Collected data
☆ ☆ ☆

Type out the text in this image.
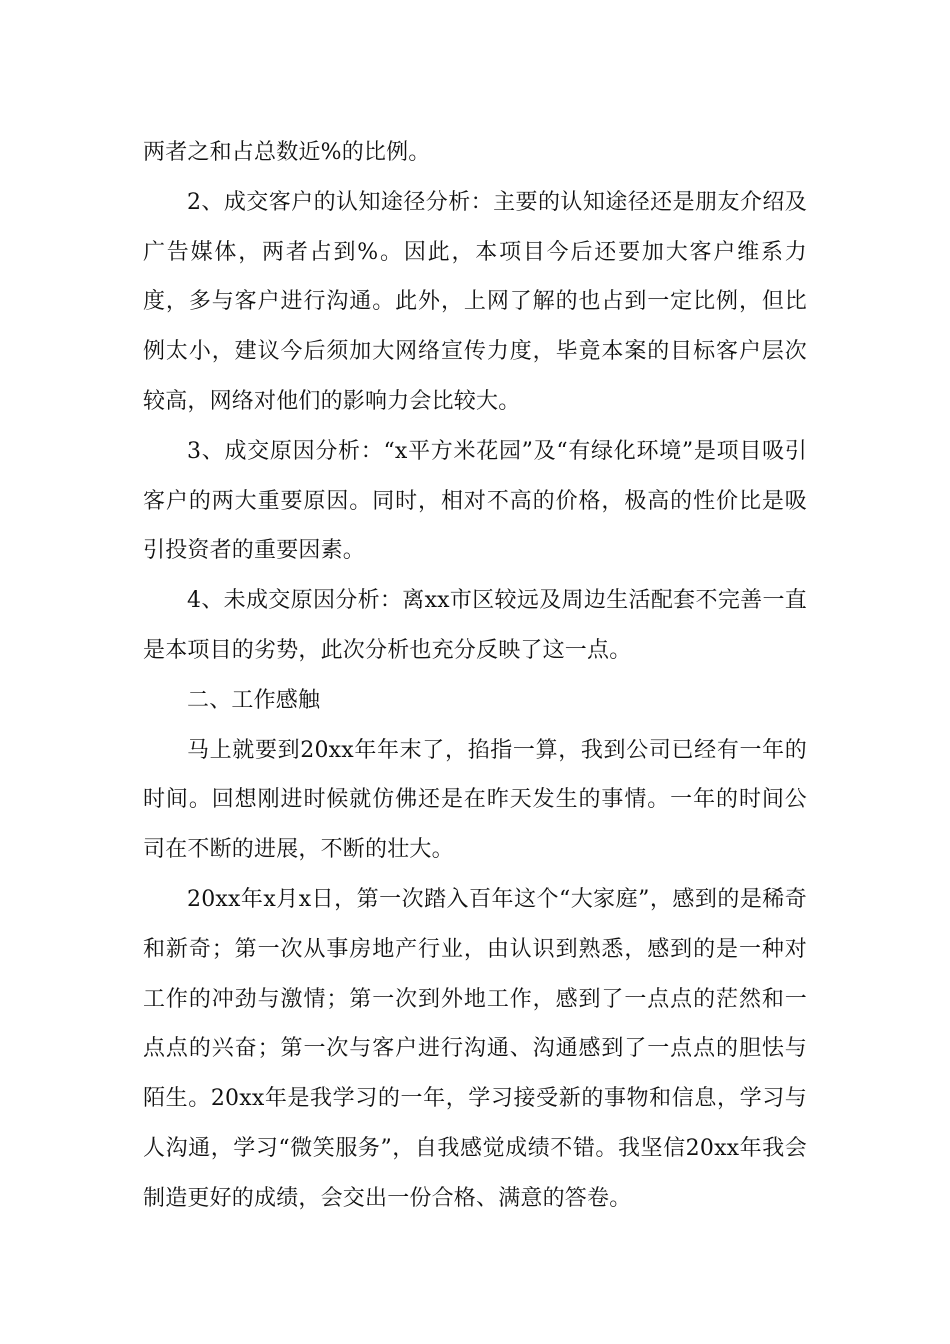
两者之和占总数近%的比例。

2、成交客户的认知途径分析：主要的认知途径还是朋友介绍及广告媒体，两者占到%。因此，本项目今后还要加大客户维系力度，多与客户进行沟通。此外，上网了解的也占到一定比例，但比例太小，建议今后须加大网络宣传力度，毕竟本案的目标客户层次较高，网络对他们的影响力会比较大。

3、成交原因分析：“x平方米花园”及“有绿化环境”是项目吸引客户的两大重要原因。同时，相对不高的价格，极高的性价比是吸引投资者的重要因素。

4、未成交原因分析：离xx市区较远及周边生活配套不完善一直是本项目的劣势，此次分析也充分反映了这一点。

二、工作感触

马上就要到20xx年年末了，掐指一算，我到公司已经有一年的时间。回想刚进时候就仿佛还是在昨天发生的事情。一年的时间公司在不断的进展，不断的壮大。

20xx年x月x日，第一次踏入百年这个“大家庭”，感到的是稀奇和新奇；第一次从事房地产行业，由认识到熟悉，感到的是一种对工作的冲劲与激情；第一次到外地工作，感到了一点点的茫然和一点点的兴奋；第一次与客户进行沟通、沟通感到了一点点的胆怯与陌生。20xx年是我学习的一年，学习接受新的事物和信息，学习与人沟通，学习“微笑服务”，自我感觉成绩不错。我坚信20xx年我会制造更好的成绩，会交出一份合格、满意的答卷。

☆ ☆ ☆

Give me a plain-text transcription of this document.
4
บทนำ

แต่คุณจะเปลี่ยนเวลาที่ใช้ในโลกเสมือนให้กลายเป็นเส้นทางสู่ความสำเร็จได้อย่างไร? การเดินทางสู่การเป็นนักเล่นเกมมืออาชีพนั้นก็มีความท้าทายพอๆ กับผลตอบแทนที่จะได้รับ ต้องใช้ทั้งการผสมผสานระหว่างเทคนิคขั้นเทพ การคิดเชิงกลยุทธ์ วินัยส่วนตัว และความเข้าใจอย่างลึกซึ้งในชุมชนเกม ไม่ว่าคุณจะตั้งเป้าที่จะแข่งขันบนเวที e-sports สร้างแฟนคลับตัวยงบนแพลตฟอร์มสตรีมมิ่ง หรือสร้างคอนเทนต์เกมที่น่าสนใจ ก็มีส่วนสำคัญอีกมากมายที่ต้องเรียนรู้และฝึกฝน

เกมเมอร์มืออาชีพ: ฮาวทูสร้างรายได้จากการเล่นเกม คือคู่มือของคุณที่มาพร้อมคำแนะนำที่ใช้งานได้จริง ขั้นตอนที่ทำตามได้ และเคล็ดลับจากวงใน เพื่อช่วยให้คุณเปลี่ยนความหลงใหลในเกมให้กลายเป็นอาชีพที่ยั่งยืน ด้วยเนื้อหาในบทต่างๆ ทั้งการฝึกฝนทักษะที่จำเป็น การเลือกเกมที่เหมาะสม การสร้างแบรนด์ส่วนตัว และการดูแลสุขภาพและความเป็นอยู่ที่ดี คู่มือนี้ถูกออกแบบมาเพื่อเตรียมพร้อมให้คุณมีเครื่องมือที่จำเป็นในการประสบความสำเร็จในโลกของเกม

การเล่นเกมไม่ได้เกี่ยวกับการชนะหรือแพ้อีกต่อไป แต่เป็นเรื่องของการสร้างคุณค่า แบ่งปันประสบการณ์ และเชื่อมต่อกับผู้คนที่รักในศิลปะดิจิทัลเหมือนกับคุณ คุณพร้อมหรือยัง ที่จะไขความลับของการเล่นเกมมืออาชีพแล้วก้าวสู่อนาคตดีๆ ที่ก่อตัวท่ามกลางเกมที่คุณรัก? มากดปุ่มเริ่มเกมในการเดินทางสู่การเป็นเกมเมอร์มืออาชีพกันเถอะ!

☆ ☆ ☆

Look through the entries above; copy each line where the string "นทางส" appears.

แต่คุณจะเปลี่ยนเวลาที่ใช้ในโลกเสมือนให้กลายเป็นเส้นทางสู่ความสำเร็จได้อย่างไร? การเดินทางสู่การเป็นนักเล่นเกมมืออาชีพนั้นก็มีความท้าทายพอๆ กับผลตอบแทนที่จะได้รับ ต้องใช้ทั้งการผสมผสานระหว่างเทคนิคขั้นเทพ การคิดเชิงกลยุทธ์ วินัยส่วนตัว และความเข้าใจอย่างลึกซึ้งในชุมชนเกม ไม่ว่าคุณจะตั้งเป้าที่จะแข่งขันบนเวที e-sports สร้างแฟนคลับตัวยงบนแพลตฟอร์มสตรีมมิ่ง หรือสร้างคอนเทนต์เกมที่น่าสนใจ ก็มีส่วนสำคัญอีกมากมายที่ต้องเรียนรู้และฝึกฝน
การเล่นเกมไม่ได้เกี่ยวกับการชนะหรือแพ้อีกต่อไป แต่เป็นเรื่องของการสร้างคุณค่า แบ่งปันประสบการณ์ และเชื่อมต่อกับผู้คนที่รักในศิลปะดิจิทัลเหมือนกับคุณ คุณพร้อมหรือยัง ที่จะไขความลับของการเล่นเกมมืออาชีพแล้วก้าวสู่อนาคตดีๆ ที่ก่อตัวท่ามกลางเกมที่คุณรัก? มากดปุ่มเริ่มเกมในการเดินทางสู่การเป็นเกมเมอร์มืออาชีพกันเถอะ!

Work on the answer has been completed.